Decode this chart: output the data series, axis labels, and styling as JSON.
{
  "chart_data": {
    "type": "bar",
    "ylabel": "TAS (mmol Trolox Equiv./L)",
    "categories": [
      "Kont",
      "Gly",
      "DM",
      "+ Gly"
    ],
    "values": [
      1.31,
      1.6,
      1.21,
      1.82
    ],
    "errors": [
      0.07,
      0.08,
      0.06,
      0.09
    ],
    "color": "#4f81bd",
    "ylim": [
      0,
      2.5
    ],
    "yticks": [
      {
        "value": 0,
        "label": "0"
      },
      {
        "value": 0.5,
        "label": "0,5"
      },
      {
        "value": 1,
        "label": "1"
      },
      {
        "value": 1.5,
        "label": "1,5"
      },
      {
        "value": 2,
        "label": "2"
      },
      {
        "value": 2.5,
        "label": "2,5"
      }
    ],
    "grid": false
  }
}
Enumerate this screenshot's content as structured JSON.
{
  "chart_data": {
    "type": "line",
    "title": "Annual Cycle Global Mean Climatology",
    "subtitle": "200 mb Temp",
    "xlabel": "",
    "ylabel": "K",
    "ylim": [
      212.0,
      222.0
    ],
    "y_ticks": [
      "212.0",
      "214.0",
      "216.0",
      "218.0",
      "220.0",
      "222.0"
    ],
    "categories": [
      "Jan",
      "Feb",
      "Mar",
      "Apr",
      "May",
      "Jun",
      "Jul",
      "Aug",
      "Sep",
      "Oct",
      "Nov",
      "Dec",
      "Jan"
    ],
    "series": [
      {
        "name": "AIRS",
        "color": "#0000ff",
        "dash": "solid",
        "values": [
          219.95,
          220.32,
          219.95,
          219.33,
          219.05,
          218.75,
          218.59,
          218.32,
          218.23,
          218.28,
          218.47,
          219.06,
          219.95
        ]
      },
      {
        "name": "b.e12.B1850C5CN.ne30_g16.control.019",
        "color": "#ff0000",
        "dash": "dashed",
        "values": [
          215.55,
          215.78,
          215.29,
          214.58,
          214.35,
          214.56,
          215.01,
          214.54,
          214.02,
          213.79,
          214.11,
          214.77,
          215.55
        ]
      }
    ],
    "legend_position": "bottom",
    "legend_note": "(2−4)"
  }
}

▶ INSTRUCTIONS TO FOLLOW:
Using the material above, print every entry exactly as written.

▶ EXERCISE RESPONSE:
Decode this chart: output the data series, axis labels, and styling as JSON.
{
  "chart_data": {
    "type": "bar",
    "ylabel": "TAS (mmol Trolox Equiv./L)",
    "categories": [
      "Kont",
      "Gly",
      "DM",
      "+ Gly"
    ],
    "values": [
      1.31,
      1.6,
      1.21,
      1.82
    ],
    "errors": [
      0.07,
      0.08,
      0.06,
      0.09
    ],
    "color": "#4f81bd",
    "ylim": [
      0,
      2.5
    ],
    "yticks": [
      {
        "value": 0,
        "label": "0"
      },
      {
        "value": 0.5,
        "label": "0,5"
      },
      {
        "value": 1,
        "label": "1"
      },
      {
        "value": 1.5,
        "label": "1,5"
      },
      {
        "value": 2,
        "label": "2"
      },
      {
        "value": 2.5,
        "label": "2,5"
      }
    ],
    "grid": false
  }
}
Enumerate this screenshot's content as structured JSON.
{
  "chart_data": {
    "type": "line",
    "title": "Annual Cycle Global Mean Climatology",
    "subtitle": "200 mb Temp",
    "xlabel": "",
    "ylabel": "K",
    "ylim": [
      212.0,
      222.0
    ],
    "y_ticks": [
      "212.0",
      "214.0",
      "216.0",
      "218.0",
      "220.0",
      "222.0"
    ],
    "categories": [
      "Jan",
      "Feb",
      "Mar",
      "Apr",
      "May",
      "Jun",
      "Jul",
      "Aug",
      "Sep",
      "Oct",
      "Nov",
      "Dec",
      "Jan"
    ],
    "series": [
      {
        "name": "AIRS",
        "color": "#0000ff",
        "dash": "solid",
        "values": [
          219.95,
          220.32,
          219.95,
          219.33,
          219.05,
          218.75,
          218.59,
          218.32,
          218.23,
          218.28,
          218.47,
          219.06,
          219.95
        ]
      },
      {
        "name": "b.e12.B1850C5CN.ne30_g16.control.019",
        "color": "#ff0000",
        "dash": "dashed",
        "values": [
          215.55,
          215.78,
          215.29,
          214.58,
          214.35,
          214.56,
          215.01,
          214.54,
          214.02,
          213.79,
          214.11,
          214.77,
          215.55
        ]
      }
    ],
    "legend_position": "bottom",
    "legend_note": "(2−4)"
  }
}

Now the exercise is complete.